SHORT EXERCISE -> Output all records precisely as written.

RECORDS ->
# # # # # # #

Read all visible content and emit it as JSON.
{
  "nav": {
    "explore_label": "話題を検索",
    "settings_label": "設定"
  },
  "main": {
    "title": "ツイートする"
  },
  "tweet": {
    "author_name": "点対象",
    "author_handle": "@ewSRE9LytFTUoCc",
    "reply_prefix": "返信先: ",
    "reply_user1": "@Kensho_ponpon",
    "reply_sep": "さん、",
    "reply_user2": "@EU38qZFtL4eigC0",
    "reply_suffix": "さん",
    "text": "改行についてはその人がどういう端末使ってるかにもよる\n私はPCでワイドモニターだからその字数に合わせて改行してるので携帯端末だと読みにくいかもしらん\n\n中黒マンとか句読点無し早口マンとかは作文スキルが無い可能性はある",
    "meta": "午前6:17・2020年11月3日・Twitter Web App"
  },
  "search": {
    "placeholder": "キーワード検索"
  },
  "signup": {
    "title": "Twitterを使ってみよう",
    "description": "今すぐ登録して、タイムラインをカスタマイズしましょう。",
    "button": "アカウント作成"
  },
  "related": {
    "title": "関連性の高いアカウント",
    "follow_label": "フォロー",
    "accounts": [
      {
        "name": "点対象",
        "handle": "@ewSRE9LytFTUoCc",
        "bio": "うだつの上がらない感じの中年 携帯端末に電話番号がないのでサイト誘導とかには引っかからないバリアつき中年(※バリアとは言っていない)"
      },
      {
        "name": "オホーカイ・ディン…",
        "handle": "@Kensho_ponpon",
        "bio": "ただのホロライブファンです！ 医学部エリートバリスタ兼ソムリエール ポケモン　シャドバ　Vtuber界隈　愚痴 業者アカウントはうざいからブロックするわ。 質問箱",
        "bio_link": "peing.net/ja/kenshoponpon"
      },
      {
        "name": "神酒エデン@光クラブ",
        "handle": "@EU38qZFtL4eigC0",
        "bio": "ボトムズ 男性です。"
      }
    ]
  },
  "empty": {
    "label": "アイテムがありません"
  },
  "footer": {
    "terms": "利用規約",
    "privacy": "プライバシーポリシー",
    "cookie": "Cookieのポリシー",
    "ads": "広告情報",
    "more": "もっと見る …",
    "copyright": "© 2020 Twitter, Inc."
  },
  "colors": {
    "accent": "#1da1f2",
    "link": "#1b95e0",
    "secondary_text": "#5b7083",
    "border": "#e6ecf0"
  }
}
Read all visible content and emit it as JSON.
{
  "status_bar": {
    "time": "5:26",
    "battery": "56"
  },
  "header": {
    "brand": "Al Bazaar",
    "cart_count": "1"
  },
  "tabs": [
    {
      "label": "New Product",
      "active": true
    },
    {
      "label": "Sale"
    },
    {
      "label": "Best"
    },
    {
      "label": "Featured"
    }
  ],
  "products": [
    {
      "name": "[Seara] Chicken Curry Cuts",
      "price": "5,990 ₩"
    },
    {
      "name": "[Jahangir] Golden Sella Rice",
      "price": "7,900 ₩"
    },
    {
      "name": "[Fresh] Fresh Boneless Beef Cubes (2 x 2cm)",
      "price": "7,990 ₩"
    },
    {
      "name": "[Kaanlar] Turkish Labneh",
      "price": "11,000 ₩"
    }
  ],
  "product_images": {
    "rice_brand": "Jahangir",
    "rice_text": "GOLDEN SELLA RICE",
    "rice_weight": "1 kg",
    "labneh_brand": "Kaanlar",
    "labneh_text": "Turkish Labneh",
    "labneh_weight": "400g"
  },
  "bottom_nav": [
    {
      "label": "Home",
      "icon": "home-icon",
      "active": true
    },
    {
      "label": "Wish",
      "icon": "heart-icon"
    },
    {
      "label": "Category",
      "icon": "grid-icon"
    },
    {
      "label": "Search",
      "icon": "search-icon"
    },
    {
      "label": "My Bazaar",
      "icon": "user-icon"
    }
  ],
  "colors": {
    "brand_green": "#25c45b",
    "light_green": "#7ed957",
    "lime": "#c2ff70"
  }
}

# # # # # # #

EXERCISE ANSWER ->
Read all visible content and emit it as JSON.
{
  "nav": {
    "explore_label": "話題を検索",
    "settings_label": "設定"
  },
  "main": {
    "title": "ツイートする"
  },
  "tweet": {
    "author_name": "点対象",
    "author_handle": "@ewSRE9LytFTUoCc",
    "reply_prefix": "返信先: ",
    "reply_user1": "@Kensho_ponpon",
    "reply_sep": "さん、",
    "reply_user2": "@EU38qZFtL4eigC0",
    "reply_suffix": "さん",
    "text": "改行についてはその人がどういう端末使ってるかにもよる\n私はPCでワイドモニターだからその字数に合わせて改行してるので携帯端末だと読みにくいかもしらん\n\n中黒マンとか句読点無し早口マンとかは作文スキルが無い可能性はある",
    "meta": "午前6:17・2020年11月3日・Twitter Web App"
  },
  "search": {
    "placeholder": "キーワード検索"
  },
  "signup": {
    "title": "Twitterを使ってみよう",
    "description": "今すぐ登録して、タイムラインをカスタマイズしましょう。",
    "button": "アカウント作成"
  },
  "related": {
    "title": "関連性の高いアカウント",
    "follow_label": "フォロー",
    "accounts": [
      {
        "name": "点対象",
        "handle": "@ewSRE9LytFTUoCc",
        "bio": "うだつの上がらない感じの中年 携帯端末に電話番号がないのでサイト誘導とかには引っかからないバリアつき中年(※バリアとは言っていない)"
      },
      {
        "name": "オホーカイ・ディン…",
        "handle": "@Kensho_ponpon",
        "bio": "ただのホロライブファンです！ 医学部エリートバリスタ兼ソムリエール ポケモン　シャドバ　Vtuber界隈　愚痴 業者アカウントはうざいからブロックするわ。 質問箱",
        "bio_link": "peing.net/ja/kenshoponpon"
      },
      {
        "name": "神酒エデン@光クラブ",
        "handle": "@EU38qZFtL4eigC0",
        "bio": "ボトムズ 男性です。"
      }
    ]
  },
  "empty": {
    "label": "アイテムがありません"
  },
  "footer": {
    "terms": "利用規約",
    "privacy": "プライバシーポリシー",
    "cookie": "Cookieのポリシー",
    "ads": "広告情報",
    "more": "もっと見る …",
    "copyright": "© 2020 Twitter, Inc."
  },
  "colors": {
    "accent": "#1da1f2",
    "link": "#1b95e0",
    "secondary_text": "#5b7083",
    "border": "#e6ecf0"
  }
}
Read all visible content and emit it as JSON.
{
  "status_bar": {
    "time": "5:26",
    "battery": "56"
  },
  "header": {
    "brand": "Al Bazaar",
    "cart_count": "1"
  },
  "tabs": [
    {
      "label": "New Product",
      "active": true
    },
    {
      "label": "Sale"
    },
    {
      "label": "Best"
    },
    {
      "label": "Featured"
    }
  ],
  "products": [
    {
      "name": "[Seara] Chicken Curry Cuts",
      "price": "5,990 ₩"
    },
    {
      "name": "[Jahangir] Golden Sella Rice",
      "price": "7,900 ₩"
    },
    {
      "name": "[Fresh] Fresh Boneless Beef Cubes (2 x 2cm)",
      "price": "7,990 ₩"
    },
    {
      "name": "[Kaanlar] Turkish Labneh",
      "price": "11,000 ₩"
    }
  ],
  "product_images": {
    "rice_brand": "Jahangir",
    "rice_text": "GOLDEN SELLA RICE",
    "rice_weight": "1 kg",
    "labneh_brand": "Kaanlar",
    "labneh_text": "Turkish Labneh",
    "labneh_weight": "400g"
  },
  "bottom_nav": [
    {
      "label": "Home",
      "icon": "home-icon",
      "active": true
    },
    {
      "label": "Wish",
      "icon": "heart-icon"
    },
    {
      "label": "Category",
      "icon": "grid-icon"
    },
    {
      "label": "Search",
      "icon": "search-icon"
    },
    {
      "label": "My Bazaar",
      "icon": "user-icon"
    }
  ],
  "colors": {
    "brand_green": "#25c45b",
    "light_green": "#7ed957",
    "lime": "#c2ff70"
  }
}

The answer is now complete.